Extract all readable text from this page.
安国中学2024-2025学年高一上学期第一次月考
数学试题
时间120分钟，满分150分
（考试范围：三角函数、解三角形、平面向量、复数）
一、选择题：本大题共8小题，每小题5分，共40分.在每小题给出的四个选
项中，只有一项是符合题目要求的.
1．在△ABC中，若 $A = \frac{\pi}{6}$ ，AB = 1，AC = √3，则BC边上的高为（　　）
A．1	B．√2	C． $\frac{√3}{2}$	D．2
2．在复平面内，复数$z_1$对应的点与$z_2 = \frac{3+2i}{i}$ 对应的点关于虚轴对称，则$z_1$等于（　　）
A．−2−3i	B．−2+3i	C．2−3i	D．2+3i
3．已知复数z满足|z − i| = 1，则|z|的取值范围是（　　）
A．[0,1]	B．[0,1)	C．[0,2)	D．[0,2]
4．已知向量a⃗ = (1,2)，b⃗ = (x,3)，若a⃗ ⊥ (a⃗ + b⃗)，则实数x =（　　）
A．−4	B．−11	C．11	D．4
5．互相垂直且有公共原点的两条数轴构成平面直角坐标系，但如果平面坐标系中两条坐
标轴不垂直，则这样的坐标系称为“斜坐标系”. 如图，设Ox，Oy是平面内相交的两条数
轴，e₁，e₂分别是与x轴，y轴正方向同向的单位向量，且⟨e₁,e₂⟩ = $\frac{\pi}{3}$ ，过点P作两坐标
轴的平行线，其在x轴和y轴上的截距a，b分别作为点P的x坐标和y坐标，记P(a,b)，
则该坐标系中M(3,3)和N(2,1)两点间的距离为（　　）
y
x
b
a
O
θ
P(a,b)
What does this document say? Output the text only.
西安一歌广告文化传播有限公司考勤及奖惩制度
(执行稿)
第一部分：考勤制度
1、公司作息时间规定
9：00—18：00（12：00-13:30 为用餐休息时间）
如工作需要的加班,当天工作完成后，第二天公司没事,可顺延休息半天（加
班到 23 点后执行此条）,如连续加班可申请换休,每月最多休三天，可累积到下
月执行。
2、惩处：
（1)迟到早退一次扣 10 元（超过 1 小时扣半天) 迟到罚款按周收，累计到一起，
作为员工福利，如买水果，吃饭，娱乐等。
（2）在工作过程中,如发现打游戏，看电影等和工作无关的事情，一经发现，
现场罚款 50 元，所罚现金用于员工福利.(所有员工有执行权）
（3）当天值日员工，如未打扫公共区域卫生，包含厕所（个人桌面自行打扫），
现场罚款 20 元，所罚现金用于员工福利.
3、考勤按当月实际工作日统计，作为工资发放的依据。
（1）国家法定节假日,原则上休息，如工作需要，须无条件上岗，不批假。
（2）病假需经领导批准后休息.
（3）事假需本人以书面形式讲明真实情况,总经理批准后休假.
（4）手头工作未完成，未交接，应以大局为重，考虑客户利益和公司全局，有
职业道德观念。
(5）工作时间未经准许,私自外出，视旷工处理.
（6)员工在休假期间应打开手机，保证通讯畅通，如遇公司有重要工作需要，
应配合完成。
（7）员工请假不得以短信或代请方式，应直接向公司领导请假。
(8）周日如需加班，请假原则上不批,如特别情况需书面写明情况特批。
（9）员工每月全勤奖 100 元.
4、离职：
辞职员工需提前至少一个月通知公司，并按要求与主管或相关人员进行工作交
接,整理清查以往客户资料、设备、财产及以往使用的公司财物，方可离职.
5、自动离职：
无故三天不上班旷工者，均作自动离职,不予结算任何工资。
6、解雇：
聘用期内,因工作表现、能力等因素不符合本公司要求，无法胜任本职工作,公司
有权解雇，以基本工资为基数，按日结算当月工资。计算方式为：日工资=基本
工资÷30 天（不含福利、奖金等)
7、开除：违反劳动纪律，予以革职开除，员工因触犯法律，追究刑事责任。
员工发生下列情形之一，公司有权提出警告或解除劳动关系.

▸ WHAT NEEDS TO BE DONE: Exactly and exclusively, repeat the lines from the line that contains "What does this" through the end of the records, both ends included.

▸ THE SOLUTION:
What does this document say? Output the text only.
西安一歌广告文化传播有限公司考勤及奖惩制度
(执行稿)
第一部分：考勤制度
1、公司作息时间规定
9：00—18：00（12：00-13:30 为用餐休息时间）
如工作需要的加班,当天工作完成后，第二天公司没事,可顺延休息半天（加
班到 23 点后执行此条）,如连续加班可申请换休,每月最多休三天，可累积到下
月执行。
2、惩处：
（1)迟到早退一次扣 10 元（超过 1 小时扣半天) 迟到罚款按周收，累计到一起，
作为员工福利，如买水果，吃饭，娱乐等。
（2）在工作过程中,如发现打游戏，看电影等和工作无关的事情，一经发现，
现场罚款 50 元，所罚现金用于员工福利.(所有员工有执行权）
（3）当天值日员工，如未打扫公共区域卫生，包含厕所（个人桌面自行打扫），
现场罚款 20 元，所罚现金用于员工福利.
3、考勤按当月实际工作日统计，作为工资发放的依据。
（1）国家法定节假日,原则上休息，如工作需要，须无条件上岗，不批假。
（2）病假需经领导批准后休息.
（3）事假需本人以书面形式讲明真实情况,总经理批准后休假.
（4）手头工作未完成，未交接，应以大局为重，考虑客户利益和公司全局，有
职业道德观念。
(5）工作时间未经准许,私自外出，视旷工处理.
（6)员工在休假期间应打开手机，保证通讯畅通，如遇公司有重要工作需要，
应配合完成。
（7）员工请假不得以短信或代请方式，应直接向公司领导请假。
(8）周日如需加班，请假原则上不批,如特别情况需书面写明情况特批。
（9）员工每月全勤奖 100 元.
4、离职：
辞职员工需提前至少一个月通知公司，并按要求与主管或相关人员进行工作交
接,整理清查以往客户资料、设备、财产及以往使用的公司财物，方可离职.
5、自动离职：
无故三天不上班旷工者，均作自动离职,不予结算任何工资。
6、解雇：
聘用期内,因工作表现、能力等因素不符合本公司要求，无法胜任本职工作,公司
有权解雇，以基本工资为基数，按日结算当月工资。计算方式为：日工资=基本
工资÷30 天（不含福利、奖金等)
7、开除：违反劳动纪律，予以革职开除，员工因触犯法律，追究刑事责任。
员工发生下列情形之一，公司有权提出警告或解除劳动关系.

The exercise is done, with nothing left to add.